Meet the Founder
Ms. Kathleen O’Halloran is the CEO and founder of Celo Learning. She leads our interagency collaboration efforts, actively contributes to the Celo Voices program, and continues to facilitate all aspects of our signature initiative, Celo Launch.
A dynamic and mission-driven executive leader, Ms. O’Halloran remains deeply committed to students and families. She continues to provide direct support through public education and private practice, offering individualized education and development guidance to Celo Launch graduates. She also plays an active role in expanding the Celo Gateway Network and the community it connects.
Celo Gateway
Ms. O’Halloran created Celo Gateway to ensure students have lasting access to the connections and support they need beyond her classroom. She often paints the vision of students becoming their own case managers—capable of building and navigating their own networks of care. She is profoundly grateful to all who offer visibility and belonging, knowing that even small acts of inclusion can give her students hope—and make that hope concrete.
Network Overview
All parts of our system are joined by one pledge. We agree to receive and reciprocate communication with any Celo Launch graduate who initiates.
"Our vision is a world where individuals with autism and social communication support needs can openly share who they are—and be met with authentic welcome and reciprocal response through social interactions grounded in dignity, clarity, and care."
Structure
Individuals or businesses may join the network by taking the pledge.Directory
Names are shared within the network only. Graduates of Celo Launch receive network contact information (email and phone) after completing the program and choose if, when, and how to initiate contact. We honor every graduate’s right to agency, autonomy, and consent.Key
For many autistic individuals, abstract social rules are inconsistent, exhausting, or unclear. The Gateway Key replaces that ambiguity with clarity, structure, and autonomy. It allows graduates to identify themselves and initiate interaction with confidence—without guesswork or hidden social expectations. Graduates receive a Gateway Key at their Celo Launch ceremony. It serves as both a symbolic token and a concrete support for executive function—particularly in the areas of initiation, motivation, and social regulation.Norms
The systematic agreement to future reciprocal communication is a powerful strategy: it gives students the motivation and structure they need now to practice real-world connection with explicitly agreed upon social safely. All who take the pledge receive complimentary orientation to better understand how to engage with neurodiverse individuals with social engagement differences and build inclusive, respectful communication practices. We also offer custom professional development by request.Collaborative
The Celo Voices Committee—a group of neurodiverse young adults, including autistic youth—actively shapes and updates the preferred communication frameworks used across the network. As new evidence-based strategies emerge, they are reviewed and shared through the Celo Learning Consultancy Group.

▸ DATASET ENTRIES
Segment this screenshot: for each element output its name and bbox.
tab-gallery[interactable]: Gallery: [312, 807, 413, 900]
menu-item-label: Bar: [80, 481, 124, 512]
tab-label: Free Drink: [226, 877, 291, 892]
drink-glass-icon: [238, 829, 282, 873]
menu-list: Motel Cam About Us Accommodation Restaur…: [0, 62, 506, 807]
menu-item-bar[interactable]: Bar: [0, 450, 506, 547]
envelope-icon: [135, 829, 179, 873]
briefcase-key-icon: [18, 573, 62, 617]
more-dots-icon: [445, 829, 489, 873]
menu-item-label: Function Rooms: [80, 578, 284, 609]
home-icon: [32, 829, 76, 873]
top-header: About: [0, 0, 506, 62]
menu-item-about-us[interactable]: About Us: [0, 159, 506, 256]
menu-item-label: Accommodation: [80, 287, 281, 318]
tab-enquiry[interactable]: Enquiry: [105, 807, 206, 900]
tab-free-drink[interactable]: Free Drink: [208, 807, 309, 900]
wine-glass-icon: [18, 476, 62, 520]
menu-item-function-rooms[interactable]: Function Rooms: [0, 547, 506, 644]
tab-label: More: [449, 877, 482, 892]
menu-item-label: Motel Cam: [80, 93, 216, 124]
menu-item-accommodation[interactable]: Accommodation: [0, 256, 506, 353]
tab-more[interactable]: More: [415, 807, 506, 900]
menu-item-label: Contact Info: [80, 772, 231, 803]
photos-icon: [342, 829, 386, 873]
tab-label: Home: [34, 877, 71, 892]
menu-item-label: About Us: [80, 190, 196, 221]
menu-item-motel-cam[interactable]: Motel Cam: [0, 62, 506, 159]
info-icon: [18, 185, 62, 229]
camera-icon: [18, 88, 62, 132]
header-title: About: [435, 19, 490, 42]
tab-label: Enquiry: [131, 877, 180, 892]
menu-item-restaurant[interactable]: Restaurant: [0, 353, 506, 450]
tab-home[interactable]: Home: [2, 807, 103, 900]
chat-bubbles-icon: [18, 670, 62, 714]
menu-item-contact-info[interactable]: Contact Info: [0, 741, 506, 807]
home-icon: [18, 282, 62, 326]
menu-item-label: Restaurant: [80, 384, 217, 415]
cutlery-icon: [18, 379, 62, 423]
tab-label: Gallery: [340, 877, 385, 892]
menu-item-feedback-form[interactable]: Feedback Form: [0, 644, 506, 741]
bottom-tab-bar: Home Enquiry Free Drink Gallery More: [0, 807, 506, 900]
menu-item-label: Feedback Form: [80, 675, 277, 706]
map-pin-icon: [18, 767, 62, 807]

▸ PROMPT
According to the Celo Gateway page, when do graduates receive a Gateway Key? Please answer in one sentence.

▸ RESPONSE BOX
Graduates receive a Gateway Key at their Celo Launch ceremony.